INSTRUCTIONS FOR THE TASK:
Please reproduce every record, keeping each one exactly as written.

INFORMATION PROVIDED:
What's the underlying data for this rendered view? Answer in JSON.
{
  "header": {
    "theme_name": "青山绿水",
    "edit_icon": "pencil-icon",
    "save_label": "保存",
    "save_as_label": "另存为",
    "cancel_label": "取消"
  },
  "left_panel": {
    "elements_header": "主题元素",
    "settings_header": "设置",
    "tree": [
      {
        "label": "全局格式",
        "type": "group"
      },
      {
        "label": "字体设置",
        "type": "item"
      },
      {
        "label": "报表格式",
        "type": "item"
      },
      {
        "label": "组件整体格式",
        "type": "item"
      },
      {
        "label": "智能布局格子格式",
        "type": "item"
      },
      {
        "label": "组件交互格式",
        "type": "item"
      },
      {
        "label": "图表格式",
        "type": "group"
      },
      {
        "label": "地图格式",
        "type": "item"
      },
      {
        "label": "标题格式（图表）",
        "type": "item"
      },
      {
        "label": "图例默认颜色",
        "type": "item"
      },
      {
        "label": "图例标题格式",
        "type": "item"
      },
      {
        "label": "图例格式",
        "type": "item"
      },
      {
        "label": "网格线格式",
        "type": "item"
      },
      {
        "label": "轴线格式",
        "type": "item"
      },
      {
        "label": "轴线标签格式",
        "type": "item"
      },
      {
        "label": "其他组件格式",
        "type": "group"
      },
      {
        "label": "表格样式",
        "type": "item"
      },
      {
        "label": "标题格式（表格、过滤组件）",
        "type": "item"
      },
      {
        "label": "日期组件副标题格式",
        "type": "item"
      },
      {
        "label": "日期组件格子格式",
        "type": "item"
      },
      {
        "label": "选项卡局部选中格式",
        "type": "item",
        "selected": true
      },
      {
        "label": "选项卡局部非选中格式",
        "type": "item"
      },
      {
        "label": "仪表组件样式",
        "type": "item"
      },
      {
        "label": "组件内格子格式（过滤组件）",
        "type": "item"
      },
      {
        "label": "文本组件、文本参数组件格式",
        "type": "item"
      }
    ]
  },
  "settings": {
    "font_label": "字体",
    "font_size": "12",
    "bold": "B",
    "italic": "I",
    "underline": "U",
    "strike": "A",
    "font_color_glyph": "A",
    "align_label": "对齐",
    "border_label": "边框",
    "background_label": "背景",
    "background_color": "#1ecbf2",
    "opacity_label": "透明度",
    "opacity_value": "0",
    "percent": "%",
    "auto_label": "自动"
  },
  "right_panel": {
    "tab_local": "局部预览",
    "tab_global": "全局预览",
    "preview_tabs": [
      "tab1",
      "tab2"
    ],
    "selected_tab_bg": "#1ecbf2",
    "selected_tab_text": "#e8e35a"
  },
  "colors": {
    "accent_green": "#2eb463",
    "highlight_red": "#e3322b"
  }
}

FULL RESPONSE:
What's the underlying data for this rendered view? Answer in JSON.
{
  "header": {
    "theme_name": "青山绿水",
    "edit_icon": "pencil-icon",
    "save_label": "保存",
    "save_as_label": "另存为",
    "cancel_label": "取消"
  },
  "left_panel": {
    "elements_header": "主题元素",
    "settings_header": "设置",
    "tree": [
      {
        "label": "全局格式",
        "type": "group"
      },
      {
        "label": "字体设置",
        "type": "item"
      },
      {
        "label": "报表格式",
        "type": "item"
      },
      {
        "label": "组件整体格式",
        "type": "item"
      },
      {
        "label": "智能布局格子格式",
        "type": "item"
      },
      {
        "label": "组件交互格式",
        "type": "item"
      },
      {
        "label": "图表格式",
        "type": "group"
      },
      {
        "label": "地图格式",
        "type": "item"
      },
      {
        "label": "标题格式（图表）",
        "type": "item"
      },
      {
        "label": "图例默认颜色",
        "type": "item"
      },
      {
        "label": "图例标题格式",
        "type": "item"
      },
      {
        "label": "图例格式",
        "type": "item"
      },
      {
        "label": "网格线格式",
        "type": "item"
      },
      {
        "label": "轴线格式",
        "type": "item"
      },
      {
        "label": "轴线标签格式",
        "type": "item"
      },
      {
        "label": "其他组件格式",
        "type": "group"
      },
      {
        "label": "表格样式",
        "type": "item"
      },
      {
        "label": "标题格式（表格、过滤组件）",
        "type": "item"
      },
      {
        "label": "日期组件副标题格式",
        "type": "item"
      },
      {
        "label": "日期组件格子格式",
        "type": "item"
      },
      {
        "label": "选项卡局部选中格式",
        "type": "item",
        "selected": true
      },
      {
        "label": "选项卡局部非选中格式",
        "type": "item"
      },
      {
        "label": "仪表组件样式",
        "type": "item"
      },
      {
        "label": "组件内格子格式（过滤组件）",
        "type": "item"
      },
      {
        "label": "文本组件、文本参数组件格式",
        "type": "item"
      }
    ]
  },
  "settings": {
    "font_label": "字体",
    "font_size": "12",
    "bold": "B",
    "italic": "I",
    "underline": "U",
    "strike": "A",
    "font_color_glyph": "A",
    "align_label": "对齐",
    "border_label": "边框",
    "background_label": "背景",
    "background_color": "#1ecbf2",
    "opacity_label": "透明度",
    "opacity_value": "0",
    "percent": "%",
    "auto_label": "自动"
  },
  "right_panel": {
    "tab_local": "局部预览",
    "tab_global": "全局预览",
    "preview_tabs": [
      "tab1",
      "tab2"
    ],
    "selected_tab_bg": "#1ecbf2",
    "selected_tab_text": "#e8e35a"
  },
  "colors": {
    "accent_green": "#2eb463",
    "highlight_red": "#e3322b"
  }
}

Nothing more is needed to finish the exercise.